* _MATERIAL SUPPLIED_:
::::::

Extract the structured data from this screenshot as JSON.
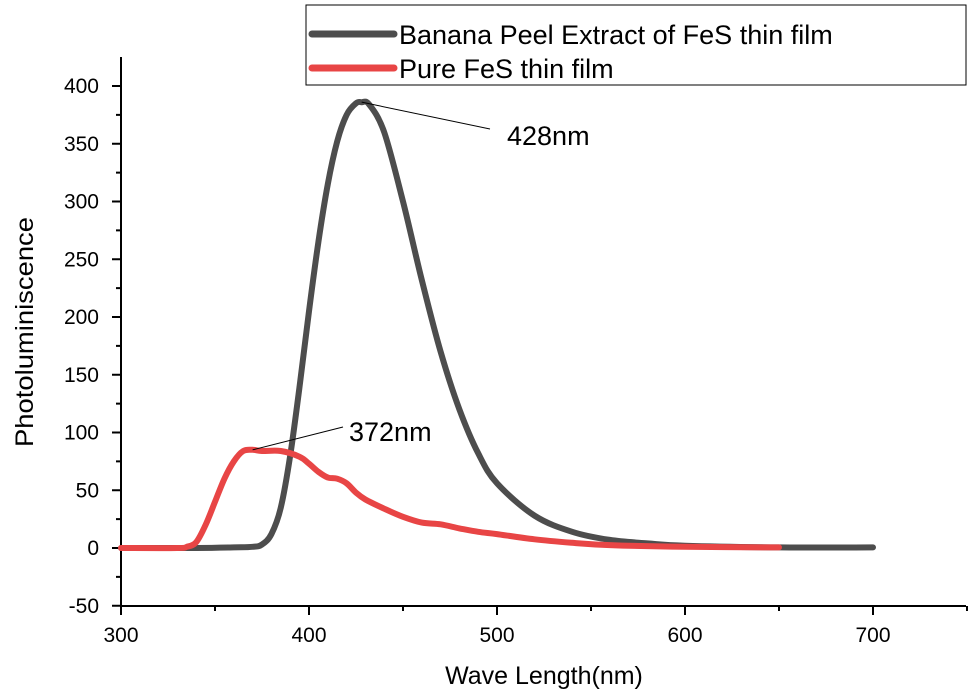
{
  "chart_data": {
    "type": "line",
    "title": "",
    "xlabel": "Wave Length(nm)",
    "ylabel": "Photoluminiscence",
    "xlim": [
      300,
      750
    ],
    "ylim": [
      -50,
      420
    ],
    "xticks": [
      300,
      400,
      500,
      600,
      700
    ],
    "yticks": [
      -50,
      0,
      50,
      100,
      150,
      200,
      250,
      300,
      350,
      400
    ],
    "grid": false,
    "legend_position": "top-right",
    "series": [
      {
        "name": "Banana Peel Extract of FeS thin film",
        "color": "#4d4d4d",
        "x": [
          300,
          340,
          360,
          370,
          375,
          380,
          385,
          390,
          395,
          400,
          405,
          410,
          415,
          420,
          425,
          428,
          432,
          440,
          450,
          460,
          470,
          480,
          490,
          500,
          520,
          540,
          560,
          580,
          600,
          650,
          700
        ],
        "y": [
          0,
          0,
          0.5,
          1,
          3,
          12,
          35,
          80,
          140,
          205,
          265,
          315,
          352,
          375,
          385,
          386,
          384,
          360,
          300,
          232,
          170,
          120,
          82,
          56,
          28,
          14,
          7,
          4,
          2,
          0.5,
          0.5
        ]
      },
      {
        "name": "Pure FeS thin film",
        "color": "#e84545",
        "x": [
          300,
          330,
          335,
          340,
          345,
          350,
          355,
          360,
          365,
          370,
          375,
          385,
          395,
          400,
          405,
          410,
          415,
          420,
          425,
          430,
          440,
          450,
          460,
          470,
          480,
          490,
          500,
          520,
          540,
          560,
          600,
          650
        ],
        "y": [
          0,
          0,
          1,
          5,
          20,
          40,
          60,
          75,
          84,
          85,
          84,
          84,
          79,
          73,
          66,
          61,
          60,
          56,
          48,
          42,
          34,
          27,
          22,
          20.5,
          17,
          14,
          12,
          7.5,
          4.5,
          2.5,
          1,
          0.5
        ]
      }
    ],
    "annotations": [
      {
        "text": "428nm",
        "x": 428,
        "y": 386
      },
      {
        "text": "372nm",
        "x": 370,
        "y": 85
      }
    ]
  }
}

::::::

* _SHORT PROBLEM_:
Among the lines of the data, identify those with the word "thin". Copy each of them.

* _RESULT OF THE EXERCISE_:
        "name": "Banana Peel Extract of FeS thin film",
        "name": "Pure FeS thin film",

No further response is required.